>> Begin Data shown
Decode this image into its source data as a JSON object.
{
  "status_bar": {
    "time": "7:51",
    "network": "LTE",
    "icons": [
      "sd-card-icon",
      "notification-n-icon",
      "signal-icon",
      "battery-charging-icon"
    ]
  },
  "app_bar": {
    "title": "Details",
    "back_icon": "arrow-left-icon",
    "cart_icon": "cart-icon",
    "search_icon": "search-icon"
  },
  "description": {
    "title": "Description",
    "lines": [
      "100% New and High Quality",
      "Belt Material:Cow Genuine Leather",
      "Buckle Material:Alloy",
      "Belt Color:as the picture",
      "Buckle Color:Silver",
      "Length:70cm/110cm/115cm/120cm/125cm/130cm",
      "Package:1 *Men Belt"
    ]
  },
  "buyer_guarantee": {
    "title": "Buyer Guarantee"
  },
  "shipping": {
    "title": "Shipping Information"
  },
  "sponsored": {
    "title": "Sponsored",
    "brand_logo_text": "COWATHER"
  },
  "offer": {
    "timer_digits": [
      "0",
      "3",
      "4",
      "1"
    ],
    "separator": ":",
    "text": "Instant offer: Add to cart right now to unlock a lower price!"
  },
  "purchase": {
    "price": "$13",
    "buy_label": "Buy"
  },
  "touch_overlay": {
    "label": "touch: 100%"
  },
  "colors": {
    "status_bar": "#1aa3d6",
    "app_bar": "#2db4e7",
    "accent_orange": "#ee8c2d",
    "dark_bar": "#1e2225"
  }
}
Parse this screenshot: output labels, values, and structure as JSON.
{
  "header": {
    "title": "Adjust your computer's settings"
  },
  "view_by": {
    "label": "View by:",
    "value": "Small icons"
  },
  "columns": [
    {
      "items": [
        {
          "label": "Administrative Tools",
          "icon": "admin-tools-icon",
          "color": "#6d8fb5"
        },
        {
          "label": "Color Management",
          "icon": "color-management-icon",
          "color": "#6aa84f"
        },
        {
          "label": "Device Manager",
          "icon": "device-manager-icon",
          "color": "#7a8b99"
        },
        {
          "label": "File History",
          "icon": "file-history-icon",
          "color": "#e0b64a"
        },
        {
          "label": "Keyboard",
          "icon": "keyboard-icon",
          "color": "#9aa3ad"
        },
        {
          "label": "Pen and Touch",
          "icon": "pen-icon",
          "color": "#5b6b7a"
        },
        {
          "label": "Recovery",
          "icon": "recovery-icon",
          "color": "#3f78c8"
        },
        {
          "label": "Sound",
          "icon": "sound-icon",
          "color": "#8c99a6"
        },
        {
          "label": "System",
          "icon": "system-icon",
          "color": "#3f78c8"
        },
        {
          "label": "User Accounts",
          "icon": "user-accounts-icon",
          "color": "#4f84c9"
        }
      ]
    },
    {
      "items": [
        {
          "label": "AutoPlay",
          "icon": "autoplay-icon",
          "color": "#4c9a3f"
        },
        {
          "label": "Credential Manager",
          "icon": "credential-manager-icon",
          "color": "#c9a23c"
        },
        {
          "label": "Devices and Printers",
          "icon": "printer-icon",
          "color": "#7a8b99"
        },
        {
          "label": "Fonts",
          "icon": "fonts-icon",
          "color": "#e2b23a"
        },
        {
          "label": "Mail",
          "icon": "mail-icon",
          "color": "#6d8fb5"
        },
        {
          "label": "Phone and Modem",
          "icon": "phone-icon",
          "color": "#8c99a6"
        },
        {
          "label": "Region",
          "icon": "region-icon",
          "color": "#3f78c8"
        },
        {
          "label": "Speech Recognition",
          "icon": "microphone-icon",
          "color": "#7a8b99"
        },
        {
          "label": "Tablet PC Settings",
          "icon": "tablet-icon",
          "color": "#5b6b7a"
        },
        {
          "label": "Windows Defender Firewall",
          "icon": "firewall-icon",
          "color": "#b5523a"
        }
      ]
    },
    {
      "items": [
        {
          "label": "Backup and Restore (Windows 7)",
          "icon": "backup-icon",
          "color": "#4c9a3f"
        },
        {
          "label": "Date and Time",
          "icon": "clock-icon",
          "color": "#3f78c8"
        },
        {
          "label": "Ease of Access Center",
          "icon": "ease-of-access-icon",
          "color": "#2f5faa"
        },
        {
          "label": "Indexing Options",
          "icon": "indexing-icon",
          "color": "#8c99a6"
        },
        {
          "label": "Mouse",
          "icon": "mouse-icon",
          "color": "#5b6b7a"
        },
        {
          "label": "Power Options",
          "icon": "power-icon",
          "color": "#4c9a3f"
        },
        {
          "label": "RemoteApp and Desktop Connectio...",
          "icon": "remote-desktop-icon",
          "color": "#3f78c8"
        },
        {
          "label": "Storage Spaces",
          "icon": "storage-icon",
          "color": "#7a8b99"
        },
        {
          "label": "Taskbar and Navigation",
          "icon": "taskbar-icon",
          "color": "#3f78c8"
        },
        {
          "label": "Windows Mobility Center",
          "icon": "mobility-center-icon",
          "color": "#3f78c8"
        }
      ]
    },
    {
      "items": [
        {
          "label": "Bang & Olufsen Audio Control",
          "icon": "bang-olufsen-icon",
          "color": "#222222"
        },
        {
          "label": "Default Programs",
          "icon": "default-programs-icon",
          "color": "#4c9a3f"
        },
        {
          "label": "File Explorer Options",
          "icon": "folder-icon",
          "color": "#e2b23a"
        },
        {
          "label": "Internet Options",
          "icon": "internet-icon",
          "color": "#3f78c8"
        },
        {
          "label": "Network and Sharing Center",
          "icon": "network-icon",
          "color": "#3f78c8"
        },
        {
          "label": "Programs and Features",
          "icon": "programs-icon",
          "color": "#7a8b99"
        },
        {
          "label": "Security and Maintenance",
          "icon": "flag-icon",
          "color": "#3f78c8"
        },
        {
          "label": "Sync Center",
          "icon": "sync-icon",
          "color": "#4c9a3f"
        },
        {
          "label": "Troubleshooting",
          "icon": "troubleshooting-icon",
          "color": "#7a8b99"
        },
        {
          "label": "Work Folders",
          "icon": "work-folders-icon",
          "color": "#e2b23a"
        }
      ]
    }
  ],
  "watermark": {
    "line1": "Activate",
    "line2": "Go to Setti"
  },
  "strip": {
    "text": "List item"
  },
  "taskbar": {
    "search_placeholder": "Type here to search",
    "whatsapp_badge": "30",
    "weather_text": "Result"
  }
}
>> End Data shown
Work to do — Restate all of the entries above precisely.

In response —
Decode this image into its source data as a JSON object.
{
  "status_bar": {
    "time": "7:51",
    "network": "LTE",
    "icons": [
      "sd-card-icon",
      "notification-n-icon",
      "signal-icon",
      "battery-charging-icon"
    ]
  },
  "app_bar": {
    "title": "Details",
    "back_icon": "arrow-left-icon",
    "cart_icon": "cart-icon",
    "search_icon": "search-icon"
  },
  "description": {
    "title": "Description",
    "lines": [
      "100% New and High Quality",
      "Belt Material:Cow Genuine Leather",
      "Buckle Material:Alloy",
      "Belt Color:as the picture",
      "Buckle Color:Silver",
      "Length:70cm/110cm/115cm/120cm/125cm/130cm",
      "Package:1 *Men Belt"
    ]
  },
  "buyer_guarantee": {
    "title": "Buyer Guarantee"
  },
  "shipping": {
    "title": "Shipping Information"
  },
  "sponsored": {
    "title": "Sponsored",
    "brand_logo_text": "COWATHER"
  },
  "offer": {
    "timer_digits": [
      "0",
      "3",
      "4",
      "1"
    ],
    "separator": ":",
    "text": "Instant offer: Add to cart right now to unlock a lower price!"
  },
  "purchase": {
    "price": "$13",
    "buy_label": "Buy"
  },
  "touch_overlay": {
    "label": "touch: 100%"
  },
  "colors": {
    "status_bar": "#1aa3d6",
    "app_bar": "#2db4e7",
    "accent_orange": "#ee8c2d",
    "dark_bar": "#1e2225"
  }
}
Parse this screenshot: output labels, values, and structure as JSON.
{
  "header": {
    "title": "Adjust your computer's settings"
  },
  "view_by": {
    "label": "View by:",
    "value": "Small icons"
  },
  "columns": [
    {
      "items": [
        {
          "label": "Administrative Tools",
          "icon": "admin-tools-icon",
          "color": "#6d8fb5"
        },
        {
          "label": "Color Management",
          "icon": "color-management-icon",
          "color": "#6aa84f"
        },
        {
          "label": "Device Manager",
          "icon": "device-manager-icon",
          "color": "#7a8b99"
        },
        {
          "label": "File History",
          "icon": "file-history-icon",
          "color": "#e0b64a"
        },
        {
          "label": "Keyboard",
          "icon": "keyboard-icon",
          "color": "#9aa3ad"
        },
        {
          "label": "Pen and Touch",
          "icon": "pen-icon",
          "color": "#5b6b7a"
        },
        {
          "label": "Recovery",
          "icon": "recovery-icon",
          "color": "#3f78c8"
        },
        {
          "label": "Sound",
          "icon": "sound-icon",
          "color": "#8c99a6"
        },
        {
          "label": "System",
          "icon": "system-icon",
          "color": "#3f78c8"
        },
        {
          "label": "User Accounts",
          "icon": "user-accounts-icon",
          "color": "#4f84c9"
        }
      ]
    },
    {
      "items": [
        {
          "label": "AutoPlay",
          "icon": "autoplay-icon",
          "color": "#4c9a3f"
        },
        {
          "label": "Credential Manager",
          "icon": "credential-manager-icon",
          "color": "#c9a23c"
        },
        {
          "label": "Devices and Printers",
          "icon": "printer-icon",
          "color": "#7a8b99"
        },
        {
          "label": "Fonts",
          "icon": "fonts-icon",
          "color": "#e2b23a"
        },
        {
          "label": "Mail",
          "icon": "mail-icon",
          "color": "#6d8fb5"
        },
        {
          "label": "Phone and Modem",
          "icon": "phone-icon",
          "color": "#8c99a6"
        },
        {
          "label": "Region",
          "icon": "region-icon",
          "color": "#3f78c8"
        },
        {
          "label": "Speech Recognition",
          "icon": "microphone-icon",
          "color": "#7a8b99"
        },
        {
          "label": "Tablet PC Settings",
          "icon": "tablet-icon",
          "color": "#5b6b7a"
        },
        {
          "label": "Windows Defender Firewall",
          "icon": "firewall-icon",
          "color": "#b5523a"
        }
      ]
    },
    {
      "items": [
        {
          "label": "Backup and Restore (Windows 7)",
          "icon": "backup-icon",
          "color": "#4c9a3f"
        },
        {
          "label": "Date and Time",
          "icon": "clock-icon",
          "color": "#3f78c8"
        },
        {
          "label": "Ease of Access Center",
          "icon": "ease-of-access-icon",
          "color": "#2f5faa"
        },
        {
          "label": "Indexing Options",
          "icon": "indexing-icon",
          "color": "#8c99a6"
        },
        {
          "label": "Mouse",
          "icon": "mouse-icon",
          "color": "#5b6b7a"
        },
        {
          "label": "Power Options",
          "icon": "power-icon",
          "color": "#4c9a3f"
        },
        {
          "label": "RemoteApp and Desktop Connectio...",
          "icon": "remote-desktop-icon",
          "color": "#3f78c8"
        },
        {
          "label": "Storage Spaces",
          "icon": "storage-icon",
          "color": "#7a8b99"
        },
        {
          "label": "Taskbar and Navigation",
          "icon": "taskbar-icon",
          "color": "#3f78c8"
        },
        {
          "label": "Windows Mobility Center",
          "icon": "mobility-center-icon",
          "color": "#3f78c8"
        }
      ]
    },
    {
      "items": [
        {
          "label": "Bang & Olufsen Audio Control",
          "icon": "bang-olufsen-icon",
          "color": "#222222"
        },
        {
          "label": "Default Programs",
          "icon": "default-programs-icon",
          "color": "#4c9a3f"
        },
        {
          "label": "File Explorer Options",
          "icon": "folder-icon",
          "color": "#e2b23a"
        },
        {
          "label": "Internet Options",
          "icon": "internet-icon",
          "color": "#3f78c8"
        },
        {
          "label": "Network and Sharing Center",
          "icon": "network-icon",
          "color": "#3f78c8"
        },
        {
          "label": "Programs and Features",
          "icon": "programs-icon",
          "color": "#7a8b99"
        },
        {
          "label": "Security and Maintenance",
          "icon": "flag-icon",
          "color": "#3f78c8"
        },
        {
          "label": "Sync Center",
          "icon": "sync-icon",
          "color": "#4c9a3f"
        },
        {
          "label": "Troubleshooting",
          "icon": "troubleshooting-icon",
          "color": "#7a8b99"
        },
        {
          "label": "Work Folders",
          "icon": "work-folders-icon",
          "color": "#e2b23a"
        }
      ]
    }
  ],
  "watermark": {
    "line1": "Activate",
    "line2": "Go to Setti"
  },
  "strip": {
    "text": "List item"
  },
  "taskbar": {
    "search_placeholder": "Type here to search",
    "whatsapp_badge": "30",
    "weather_text": "Result"
  }
}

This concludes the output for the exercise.